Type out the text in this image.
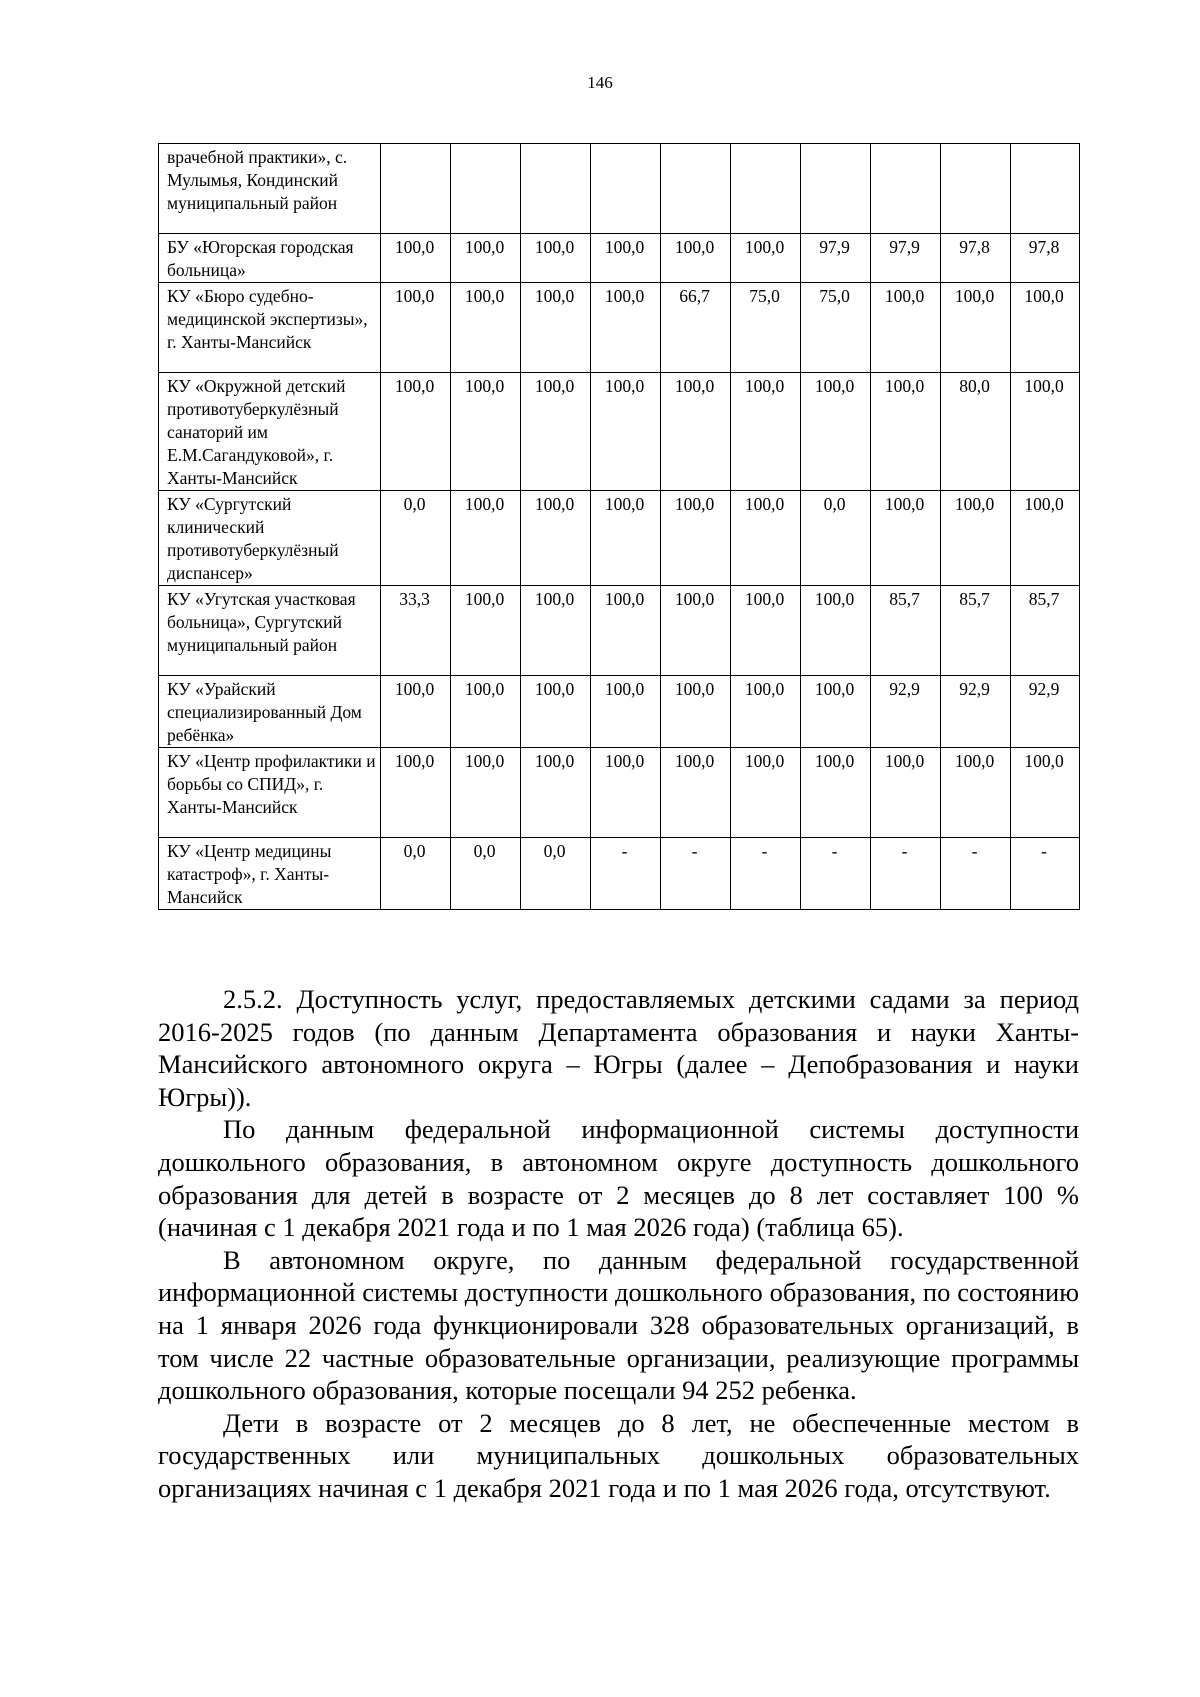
146
врачебной практики», с. Мулымья, Кондинский муниципальный район										
БУ «Югорская городская больница»	100,0	100,0	100,0	100,0	100,0	100,0	97,9	97,9	97,8	97,8
КУ «Бюро судебно-медицинской экспертизы», г. Ханты-Мансийск	100,0	100,0	100,0	100,0	66,7	75,0	75,0	100,0	100,0	100,0
КУ «Окружной детский противотуберкулёзный санаторий им Е.М.Сагандуковой», г. Ханты-Мансийск	100,0	100,0	100,0	100,0	100,0	100,0	100,0	100,0	80,0	100,0
КУ «Сургутский клинический противотуберкулёзный диспансер»	0,0	100,0	100,0	100,0	100,0	100,0	0,0	100,0	100,0	100,0
КУ «Угутская участковая больница», Сургутский муниципальный район	33,3	100,0	100,0	100,0	100,0	100,0	100,0	85,7	85,7	85,7
КУ «Урайский специализированный Дом ребёнка»	100,0	100,0	100,0	100,0	100,0	100,0	100,0	92,9	92,9	92,9
КУ «Центр профилактики и борьбы со СПИД», г. Ханты-Мансийск	100,0	100,0	100,0	100,0	100,0	100,0	100,0	100,0	100,0	100,0
КУ «Центр медицины катастроф», г. Ханты-Мансийск	0,0	0,0	0,0	-	-	-	-	-	-	-

2.5.2. Доступность услуг, предоставляемых детскими садами за период 2016-2025 годов (по данным Департамента образования и науки Ханты-Мансийского автономного округа – Югры (далее – Депобразования и науки Югры)).

По данным федеральной информационной системы доступности дошкольного образования, в автономном округе доступность дошкольного образования для детей в возрасте от 2 месяцев до 8 лет составляет 100 % (начиная с 1 декабря 2021 года и по 1 мая 2026 года) (таблица 65).

В автономном округе, по данным федеральной государственной информационной системы доступности дошкольного образования, по состоянию на 1 января 2026 года функционировали 328 образовательных организаций, в том числе 22 частные образовательные организации, реализующие программы дошкольного образования, которые посещали 94 252 ребенка.

Дети в возрасте от 2 месяцев до 8 лет, не обеспеченные местом в государственных или муниципальных дошкольных образовательных организациях начиная с 1 декабря 2021 года и по 1 мая 2026 года, отсутствуют.
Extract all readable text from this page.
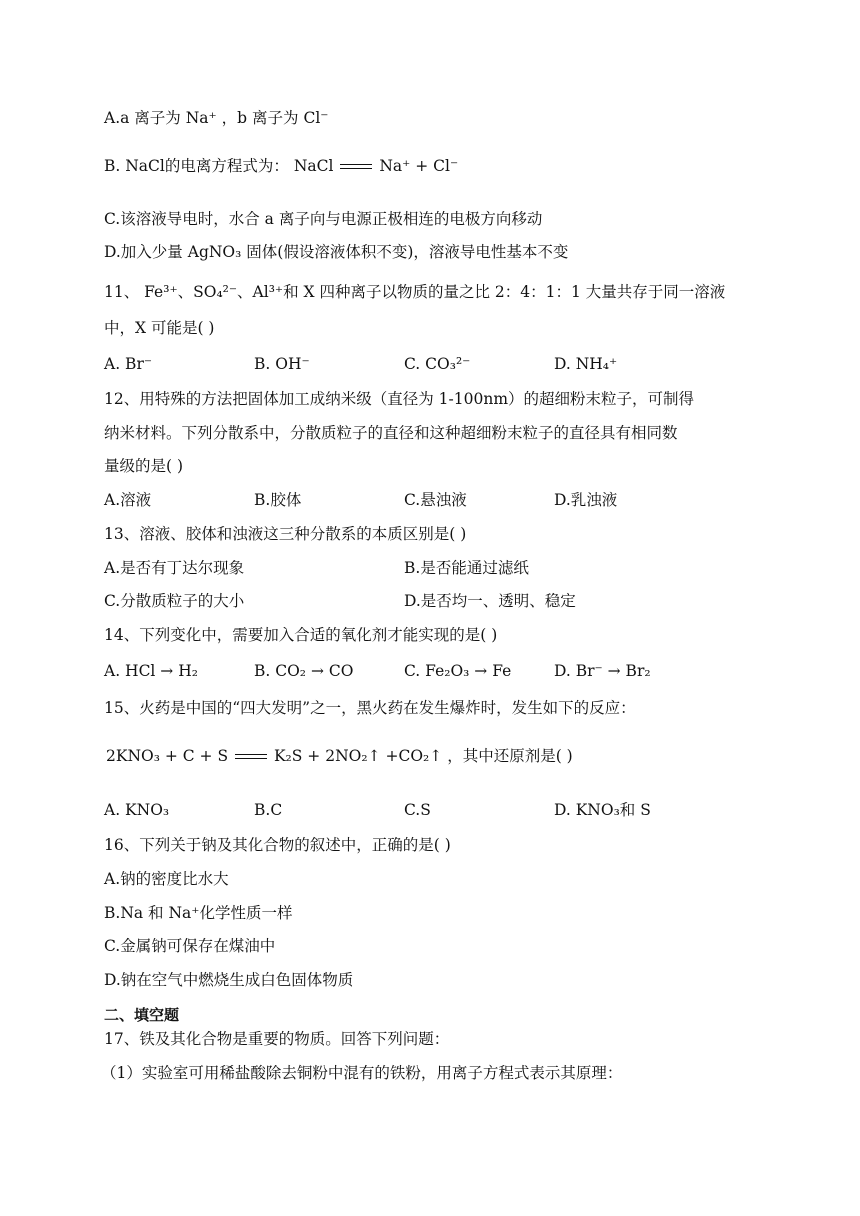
A.a 离子为 Na⁺ ，b 离子为 Cl⁻
B. NaCl的电离方程式为： NaCl	Na⁺ + Cl⁻
C.该溶液导电时，水合 a 离子向与电源正极相连的电极方向移动
D.加入少量 AgNO₃ 固体(假设溶液体积不变)，溶液导电性基本不变
11、 Fe³⁺、SO₄²⁻、Al³⁺和 X 四种离子以物质的量之比 2：4：1：1 大量共存于同一溶液
中，X 可能是( )
A. Br⁻	B. OH⁻	C. CO₃²⁻	D. NH₄⁺
12、用特殊的方法把固体加工成纳米级（直径为 1-100nm）的超细粉末粒子，可制得
纳米材料。下列分散系中，分散质粒子的直径和这种超细粉末粒子的直径具有相同数
量级的是( )
A.溶液	B.胶体	C.悬浊液	D.乳浊液
13、溶液、胶体和浊液这三种分散系的本质区别是( )
A.是否有丁达尔现象	B.是否能通过滤纸
C.分散质粒子的大小	D.是否均一、透明、稳定
14、下列变化中，需要加入合适的氧化剂才能实现的是( )
A. HCl → H₂	B. CO₂ → CO	C. Fe₂O₃ → Fe	D. Br⁻ → Br₂
15、火药是中国的“四大发明”之一，黑火药在发生爆炸时，发生如下的反应：
2KNO₃ + C + S	K₂S + 2NO₂↑ +CO₂↑ ，其中还原剂是( )
A. KNO₃	B.C	C.S	D. KNO₃和 S
16、下列关于钠及其化合物的叙述中，正确的是( )
A.钠的密度比水大
B.Na 和 Na⁺化学性质一样
C.金属钠可保存在煤油中
D.钠在空气中燃烧生成白色固体物质
二、填空题
17、铁及其化合物是重要的物质。回答下列问题：
（1）实验室可用稀盐酸除去铜粉中混有的铁粉，用离子方程式表示其原理：
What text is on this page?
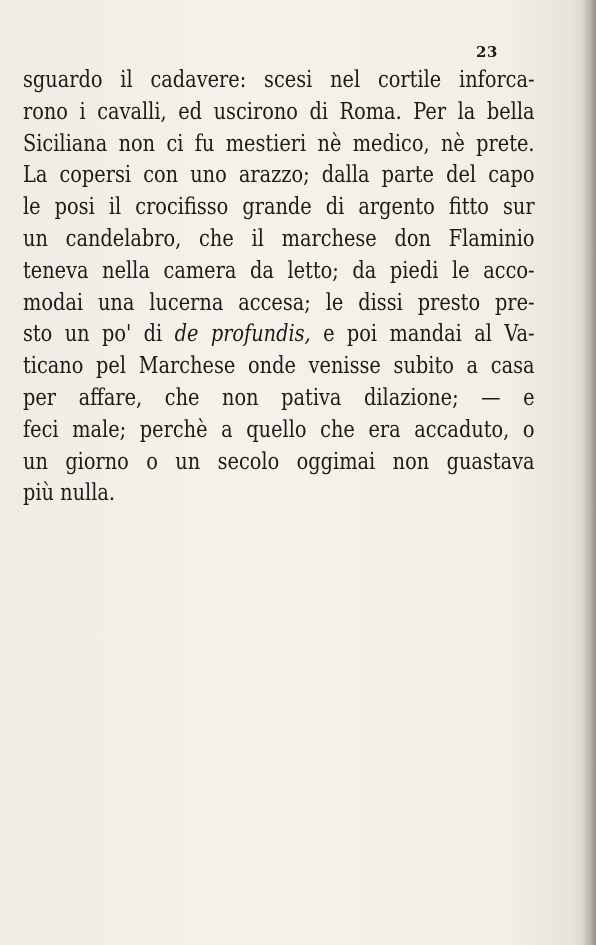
23
sguardo il cadavere: scesi nel cortile inforca-
rono i cavalli, ed uscirono di Roma. Per la bella
Siciliana non ci fu mestieri nè medico, nè prete.
La copersi con uno arazzo; dalla parte del capo
le posi il crocifisso grande di argento fitto sur
un candelabro, che il marchese don Flaminio
teneva nella camera da letto; da piedi le acco-
modai una lucerna accesa; le dissi presto pre-
sto un po' di de profundis, e poi mandai al Va-
ticano pel Marchese onde venisse subito a casa
per affare, che non pativa dilazione; — e
feci male; perchè a quello che era accaduto, o
un giorno o un secolo oggimai non guastava
più nulla.
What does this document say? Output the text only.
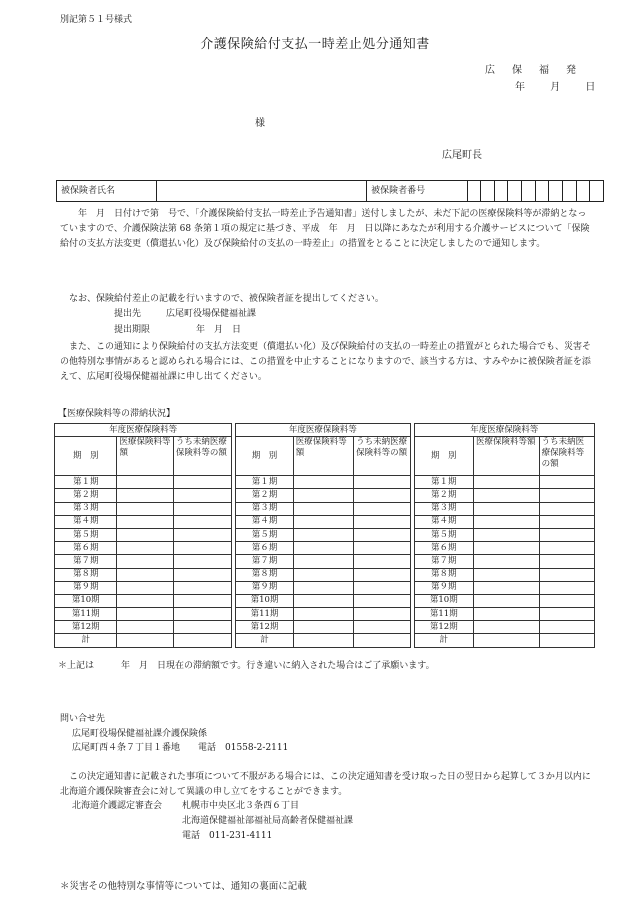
別記第５１号様式
介護保険給付支払一時差止処分通知書
広保福発
年	月	日
様
広尾町長
被保険者氏名		被保険者番号										
年　月　日付けで第　号で、「介護保険給付支払一時差止予告通知書」送付しましたが、未だ下記の医療保険料等が滞納となっていますので、介護保険法第 68 条第１項の規定に基づき、平成　年　月　日以降にあなたが利用する介護サービスについて「保険給付の支払方法変更（償還払い化）及び保険給付の支払の一時差止」の措置をとることに決定しましたので通知します。
なお、保険給付差止の記載を行いますので、被保険者証を提出してください。
提出先	広尾町役場保健福祉課
提出期限	年　月　日
また、この通知により保険給付の支払方法変更（償還払い化）及び保険給付の支払の一時差止の措置がとられた場合でも、災害その他特別な事情があると認められる場合には、この措置を中止することになりますので、該当する方は、すみやかに被保険者証を添えて、広尾町役場保健福祉課に申し出てください。
【医療保険料等の滞納状況】
年度医療保険料等				年度医療保険料等				年度医療保険料等		
期　別	医療保険料等額	うち未納医療保険料等の額		期　別	医療保険料等額	うち未納医療保険料等の額		期　別	医療保険料等額	うち未納医療保険料等の額
第１期				第１期				第１期		
第２期				第２期				第２期		
第３期				第３期				第３期		
第４期				第４期				第４期		
第５期				第５期				第５期		
第６期				第６期				第６期		
第７期				第７期				第７期		
第８期				第８期				第８期		
第９期				第９期				第９期		
第10期				第10期				第10期		
第11期				第11期				第11期		
第12期				第12期				第12期		
計				計				計		
＊上記は　　　年　月　日現在の滞納額です。行き違いに納入された場合はご了承願います。
問い合せ先
広尾町役場保健福祉課介護保険係
広尾町西４条７丁目１番地　　電話　01558-2-2111
この決定通知書に記載された事項について不服がある場合には、この決定通知書を受け取った日の翌日から起算して３か月以内に北海道介護保険審査会に対して異議の申し立てをすることができます。
北海道介護認定審査会 札幌市中央区北３条西６丁目
北海道保健福祉部福祉局高齢者保健福祉課
電話　011-231-4111
＊災害その他特別な事情等については、通知の裏面に記載
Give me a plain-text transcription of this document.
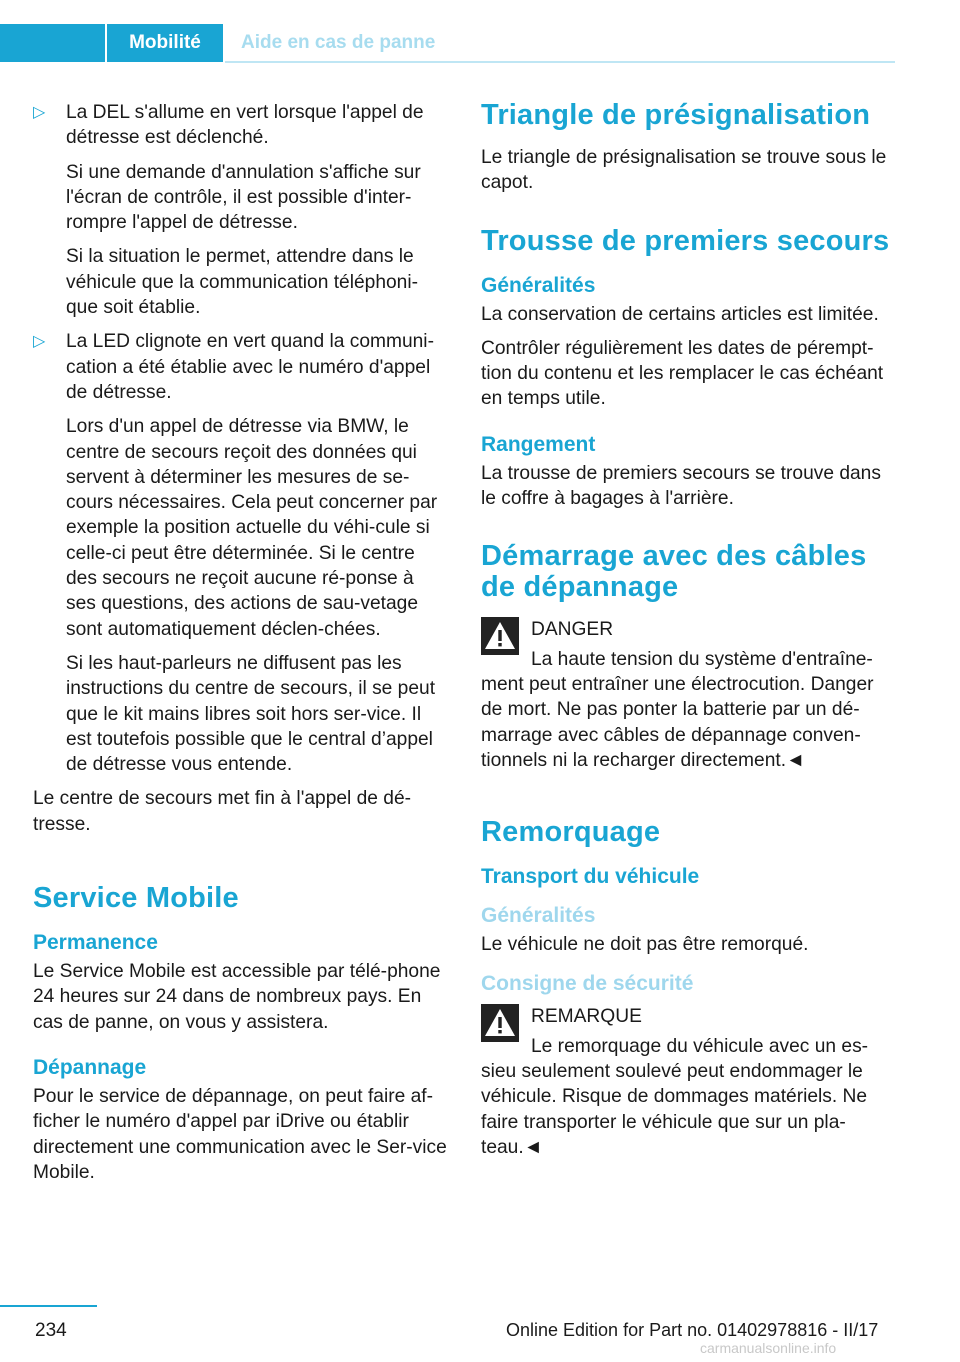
Mobilité	Aide en cas de panne

▷ La DEL s'allume en vert lorsque l'appel de détresse est déclenché.

Si une demande d'annulation s'affiche sur l'écran de contrôle, il est possible d'inter-rompre l'appel de détresse.

Si la situation le permet, attendre dans le véhicule que la communication téléphoni-que soit établie.

▷ La LED clignote en vert quand la communi-cation a été établie avec le numéro d'appel de détresse.

Lors d'un appel de détresse via BMW, le centre de secours reçoit des données qui servent à déterminer les mesures de se-cours nécessaires. Cela peut concerner par exemple la position actuelle du véhi-cule si celle-ci peut être déterminée. Si le centre des secours ne reçoit aucune ré-ponse à ses questions, des actions de sau-vetage sont automatiquement déclen-chées.

Si les haut-parleurs ne diffusent pas les instructions du centre de secours, il se peut que le kit mains libres soit hors ser-vice. Il est toutefois possible que le central d’appel de détresse vous entende.

Le centre de secours met fin à l'appel de dé-tresse.

Service Mobile
Permanence

Le Service Mobile est accessible par télé-phone 24 heures sur 24 dans de nombreux pays. En cas de panne, on vous y assistera.

Dépannage

Pour le service de dépannage, on peut faire af-ficher le numéro d'appel par iDrive ou établir directement une communication avec le Ser-vice Mobile.

Triangle de présignalisation

Le triangle de présignalisation se trouve sous le capot.

Trousse de premiers secours
Généralités

La conservation de certains articles est limitée.

Contrôler régulièrement les dates de pérempt-tion du contenu et les remplacer le cas échéant en temps utile.

Rangement

La trousse de premiers secours se trouve dans le coffre à bagages à l'arrière.

Démarrage avec des câbles de dépannage

DANGER

La haute tension du système d'entraîne-

ment peut entraîner une électrocution. Danger de mort. Ne pas ponter la batterie par un dé-marrage avec câbles de dépannage conven-tionnels ni la recharger directement.◄

Remorquage
Transport du véhicule
Généralités

Le véhicule ne doit pas être remorqué.

Consigne de sécurité

REMARQUE

Le remorquage du véhicule avec un es-

sieu seulement soulevé peut endommager le véhicule. Risque de dommages matériels. Ne faire transporter le véhicule que sur un pla-teau.◄

234	Online Edition for Part no. 01402978816 - II/17
carmanualsonline.info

• • • •

## Written exercise
Each line in the entries above that includes the string "premiers" should be extracted.

## Task answer
Trousse de premiers secours
La trousse de premiers secours se trouve dans le coffre à bagages à l'arrière.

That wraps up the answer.